→ What you need to do:
Repeat the records below exactly as they appear.

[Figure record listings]
┄┄┄┄┄┄

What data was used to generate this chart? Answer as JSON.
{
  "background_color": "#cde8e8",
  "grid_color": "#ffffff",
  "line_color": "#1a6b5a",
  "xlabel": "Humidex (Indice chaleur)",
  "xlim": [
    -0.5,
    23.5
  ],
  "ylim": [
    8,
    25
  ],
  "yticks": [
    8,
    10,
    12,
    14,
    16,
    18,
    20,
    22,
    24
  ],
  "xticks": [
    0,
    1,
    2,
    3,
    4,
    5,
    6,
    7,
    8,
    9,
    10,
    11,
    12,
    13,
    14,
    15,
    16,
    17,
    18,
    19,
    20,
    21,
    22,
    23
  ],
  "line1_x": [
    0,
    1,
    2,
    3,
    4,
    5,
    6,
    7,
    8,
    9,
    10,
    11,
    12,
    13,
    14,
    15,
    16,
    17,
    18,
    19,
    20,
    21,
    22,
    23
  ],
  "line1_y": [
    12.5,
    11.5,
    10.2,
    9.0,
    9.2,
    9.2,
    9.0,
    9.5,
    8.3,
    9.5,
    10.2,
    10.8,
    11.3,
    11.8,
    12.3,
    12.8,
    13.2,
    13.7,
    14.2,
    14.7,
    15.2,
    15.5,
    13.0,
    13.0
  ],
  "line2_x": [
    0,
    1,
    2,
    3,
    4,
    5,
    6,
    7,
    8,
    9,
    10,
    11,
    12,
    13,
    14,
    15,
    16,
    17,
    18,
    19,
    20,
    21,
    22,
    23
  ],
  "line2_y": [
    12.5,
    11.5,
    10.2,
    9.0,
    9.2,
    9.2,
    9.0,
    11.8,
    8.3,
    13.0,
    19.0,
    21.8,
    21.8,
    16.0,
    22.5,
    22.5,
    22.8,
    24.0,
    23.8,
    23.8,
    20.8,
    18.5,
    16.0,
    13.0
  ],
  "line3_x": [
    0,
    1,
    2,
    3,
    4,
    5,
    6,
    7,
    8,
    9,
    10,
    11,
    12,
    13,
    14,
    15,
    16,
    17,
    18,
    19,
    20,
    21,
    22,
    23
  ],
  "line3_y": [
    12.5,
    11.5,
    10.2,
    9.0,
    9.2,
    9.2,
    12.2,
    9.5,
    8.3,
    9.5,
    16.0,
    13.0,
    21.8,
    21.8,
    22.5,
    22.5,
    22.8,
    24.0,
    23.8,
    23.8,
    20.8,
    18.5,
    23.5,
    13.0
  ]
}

┄┄┄┄┄┄

→ Result:
What data was used to generate this chart? Answer as JSON.
{
  "background_color": "#cde8e8",
  "grid_color": "#ffffff",
  "line_color": "#1a6b5a",
  "xlabel": "Humidex (Indice chaleur)",
  "xlim": [
    -0.5,
    23.5
  ],
  "ylim": [
    8,
    25
  ],
  "yticks": [
    8,
    10,
    12,
    14,
    16,
    18,
    20,
    22,
    24
  ],
  "xticks": [
    0,
    1,
    2,
    3,
    4,
    5,
    6,
    7,
    8,
    9,
    10,
    11,
    12,
    13,
    14,
    15,
    16,
    17,
    18,
    19,
    20,
    21,
    22,
    23
  ],
  "line1_x": [
    0,
    1,
    2,
    3,
    4,
    5,
    6,
    7,
    8,
    9,
    10,
    11,
    12,
    13,
    14,
    15,
    16,
    17,
    18,
    19,
    20,
    21,
    22,
    23
  ],
  "line1_y": [
    12.5,
    11.5,
    10.2,
    9.0,
    9.2,
    9.2,
    9.0,
    9.5,
    8.3,
    9.5,
    10.2,
    10.8,
    11.3,
    11.8,
    12.3,
    12.8,
    13.2,
    13.7,
    14.2,
    14.7,
    15.2,
    15.5,
    13.0,
    13.0
  ],
  "line2_x": [
    0,
    1,
    2,
    3,
    4,
    5,
    6,
    7,
    8,
    9,
    10,
    11,
    12,
    13,
    14,
    15,
    16,
    17,
    18,
    19,
    20,
    21,
    22,
    23
  ],
  "line2_y": [
    12.5,
    11.5,
    10.2,
    9.0,
    9.2,
    9.2,
    9.0,
    11.8,
    8.3,
    13.0,
    19.0,
    21.8,
    21.8,
    16.0,
    22.5,
    22.5,
    22.8,
    24.0,
    23.8,
    23.8,
    20.8,
    18.5,
    16.0,
    13.0
  ],
  "line3_x": [
    0,
    1,
    2,
    3,
    4,
    5,
    6,
    7,
    8,
    9,
    10,
    11,
    12,
    13,
    14,
    15,
    16,
    17,
    18,
    19,
    20,
    21,
    22,
    23
  ],
  "line3_y": [
    12.5,
    11.5,
    10.2,
    9.0,
    9.2,
    9.2,
    12.2,
    9.5,
    8.3,
    9.5,
    16.0,
    13.0,
    21.8,
    21.8,
    22.5,
    22.5,
    22.8,
    24.0,
    23.8,
    23.8,
    20.8,
    18.5,
    23.5,
    13.0
  ]
}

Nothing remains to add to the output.